Data rows -
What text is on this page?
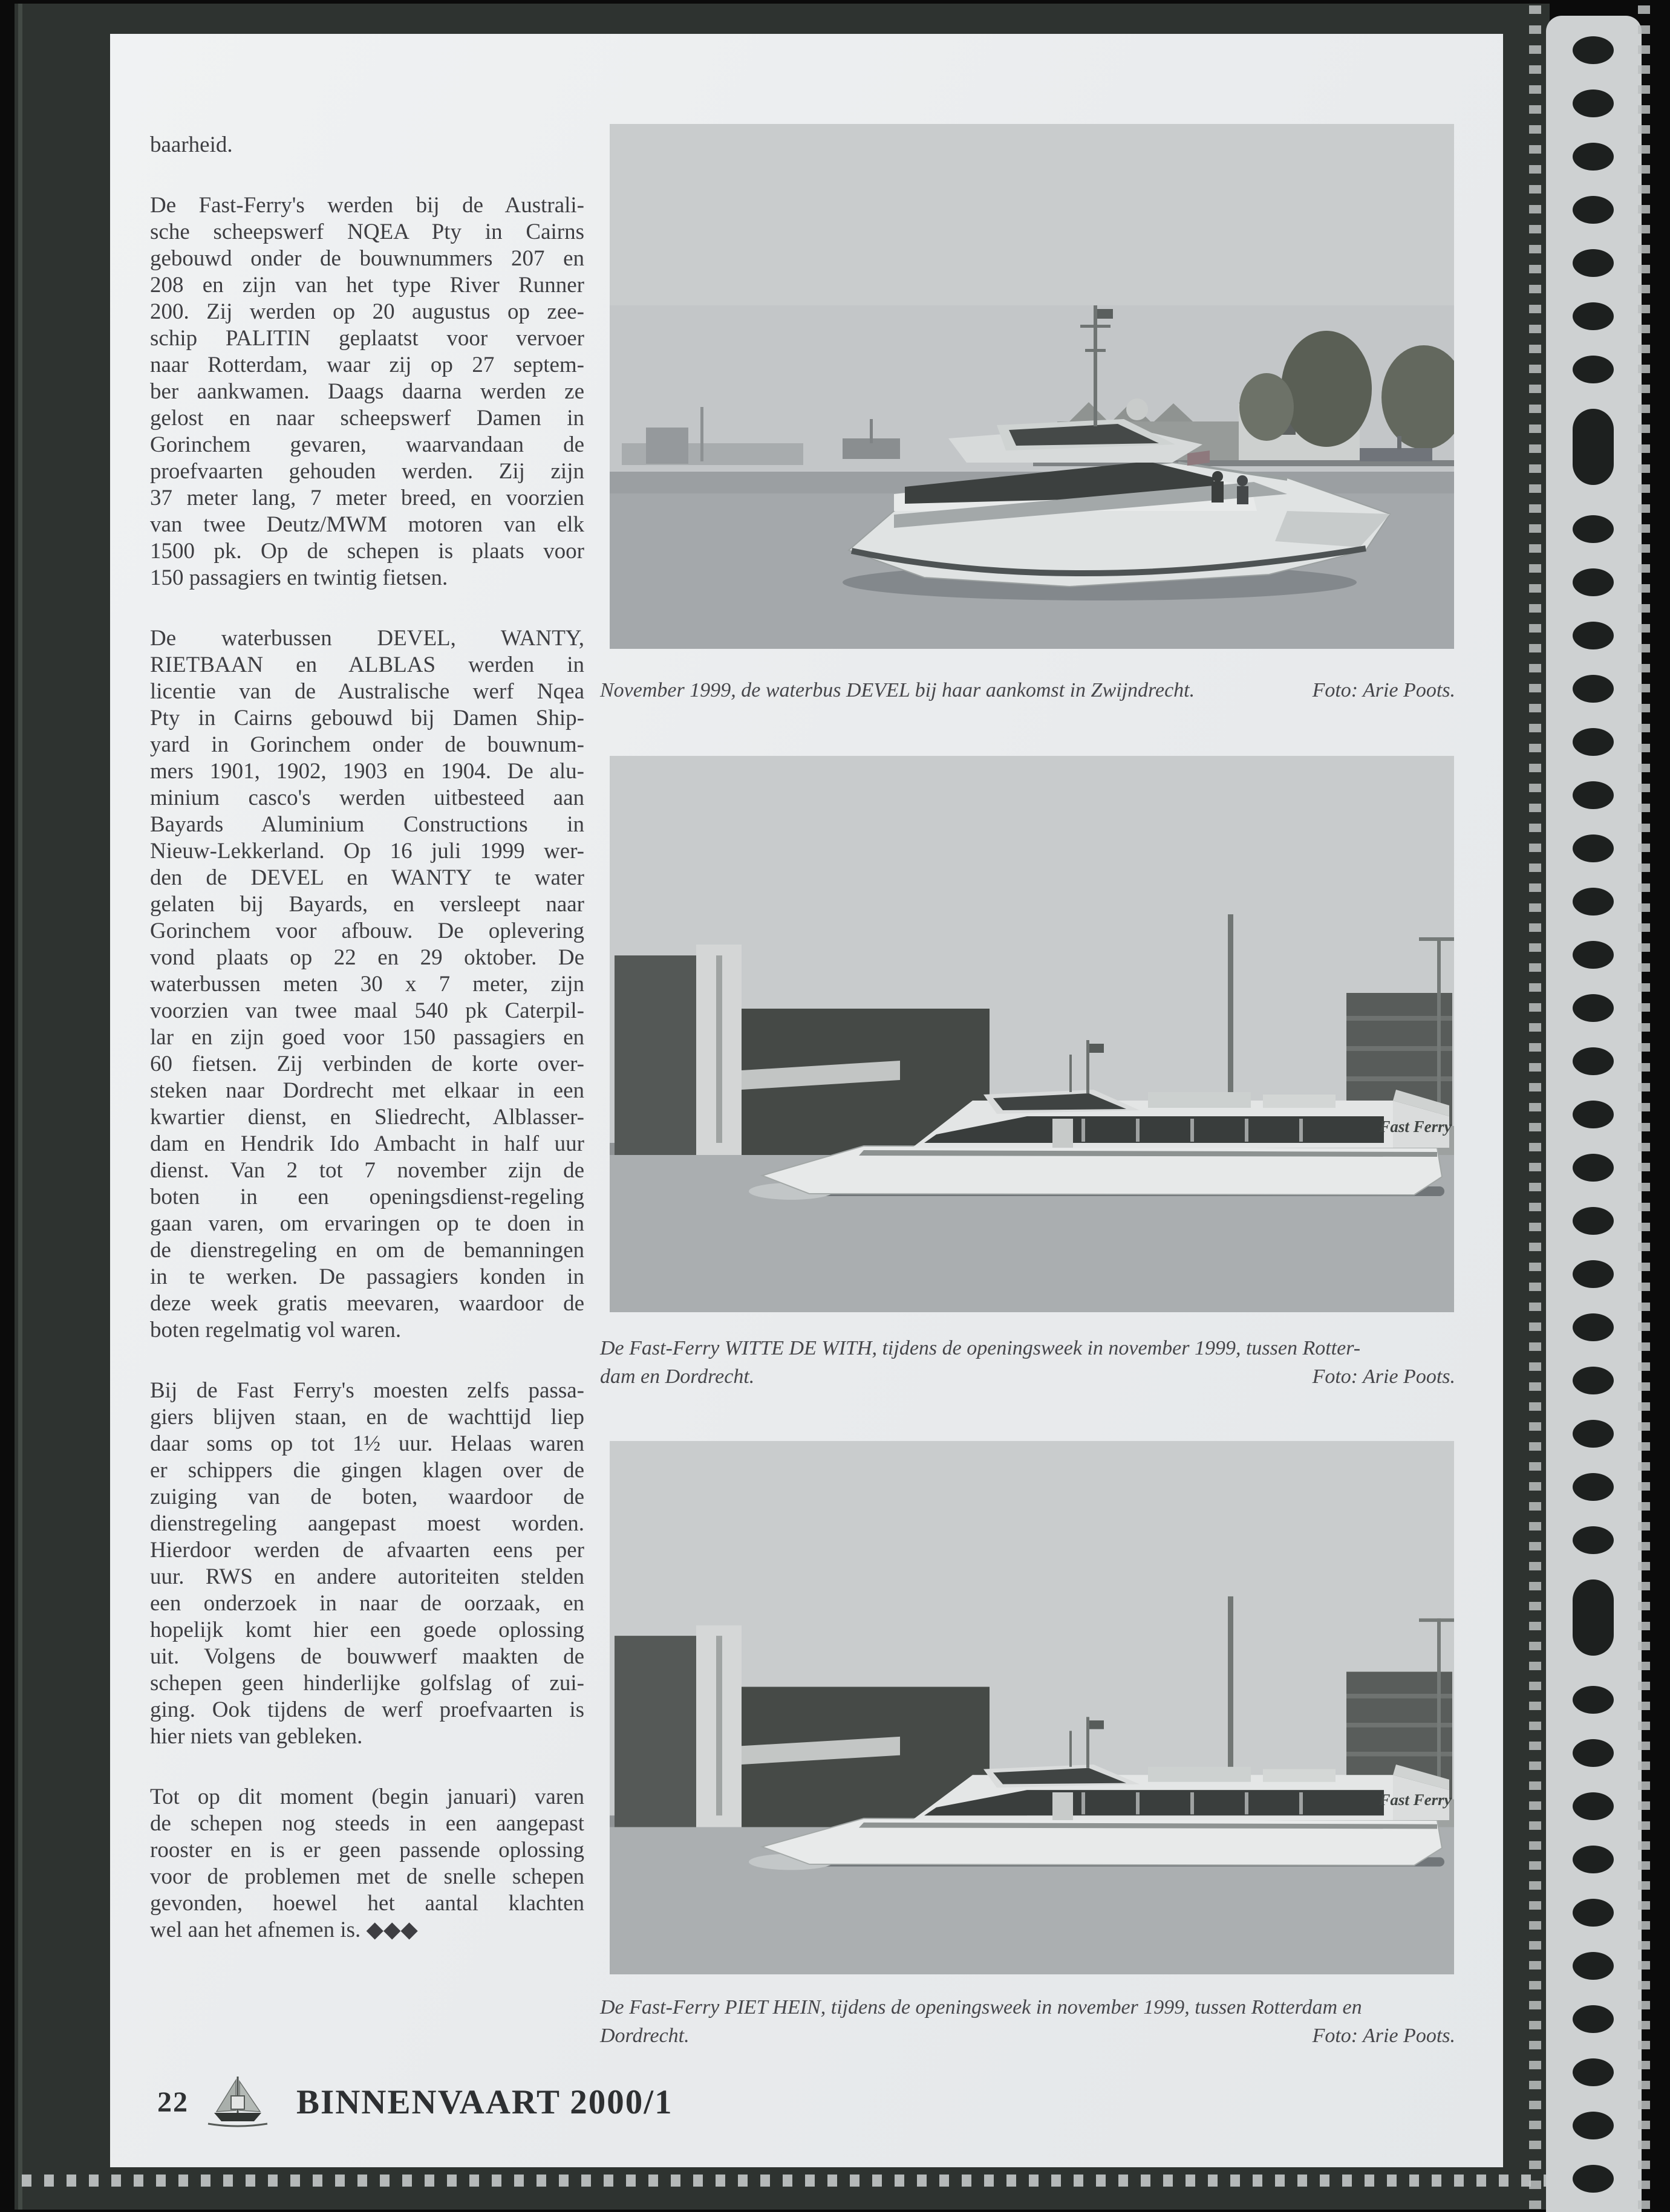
baarheid.
De Fast-Ferry's werden bij de Australi-
sche scheepswerf NQEA Pty in Cairns
gebouwd onder de bouwnummers 207 en
208 en zijn van het type River Runner
200. Zij werden op 20 augustus op zee-
schip PALITIN geplaatst voor vervoer
naar Rotterdam, waar zij op 27 septem-
ber aankwamen. Daags daarna werden ze
gelost en naar scheepswerf Damen in
Gorinchem gevaren, waarvandaan de
proefvaarten gehouden werden. Zij zijn
37 meter lang, 7 meter breed, en voorzien
van twee Deutz/MWM motoren van elk
1500 pk. Op de schepen is plaats voor
150 passagiers en twintig fietsen.
De waterbussen DEVEL, WANTY,
RIETBAAN en ALBLAS werden in
licentie van de Australische werf Nqea
Pty in Cairns gebouwd bij Damen Ship-
yard in Gorinchem onder de bouwnum-
mers 1901, 1902, 1903 en 1904. De alu-
minium casco's werden uitbesteed aan
Bayards Aluminium Constructions in
Nieuw-Lekkerland. Op 16 juli 1999 wer-
den de DEVEL en WANTY te water
gelaten bij Bayards, en versleept naar
Gorinchem voor afbouw. De oplevering
vond plaats op 22 en 29 oktober. De
waterbussen meten 30 x 7 meter, zijn
voorzien van twee maal 540 pk Caterpil-
lar en zijn goed voor 150 passagiers en
60 fietsen. Zij verbinden de korte over-
steken naar Dordrecht met elkaar in een
kwartier dienst, en Sliedrecht, Alblasser-
dam en Hendrik Ido Ambacht in half uur
dienst. Van 2 tot 7 november zijn de
boten in een openingsdienst-regeling
gaan varen, om ervaringen op te doen in
de dienstregeling en om de bemanningen
in te werken. De passagiers konden in
deze week gratis meevaren, waardoor de
boten regelmatig vol waren.
Bij de Fast Ferry's moesten zelfs passa-
giers blijven staan, en de wachttijd liep
daar soms op tot 1½ uur. Helaas waren
er schippers die gingen klagen over de
zuiging van de boten, waardoor de
dienstregeling aangepast moest worden.
Hierdoor werden de afvaarten eens per
uur. RWS en andere autoriteiten stelden
een onderzoek in naar de oorzaak, en
hopelijk komt hier een goede oplossing
uit. Volgens de bouwwerf maakten de
schepen geen hinderlijke golfslag of zui-
ging. Ook tijdens de werf proefvaarten is
hier niets van gebleken.
Tot op dit moment (begin januari) varen
de schepen nog steeds in een aangepast
rooster en is er geen passende oplossing
voor de problemen met de snelle schepen
gevonden, hoewel het aantal klachten
wel aan het afnemen is. ◆◆◆
November 1999, de waterbus DEVEL bij haar aankomst in Zwijndrecht.	Foto: Arie Poots.
Fast Ferry
De Fast-Ferry WITTE DE WITH, tijdens de openingsweek in november 1999, tussen Rotter-
dam en Dordrecht.	Foto: Arie Poots.
Fast Ferry
De Fast-Ferry PIET HEIN, tijdens de openingsweek in november 1999, tussen Rotterdam en
Dordrecht.	Foto: Arie Poots.
22	BINNENVAART 2000/1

Work required - Out of the records, collect only those lines that contain the string "voorzien".

Final result -
37 meter lang, 7 meter breed, en voorzien
voorzien van twee maal 540 pk Caterpil-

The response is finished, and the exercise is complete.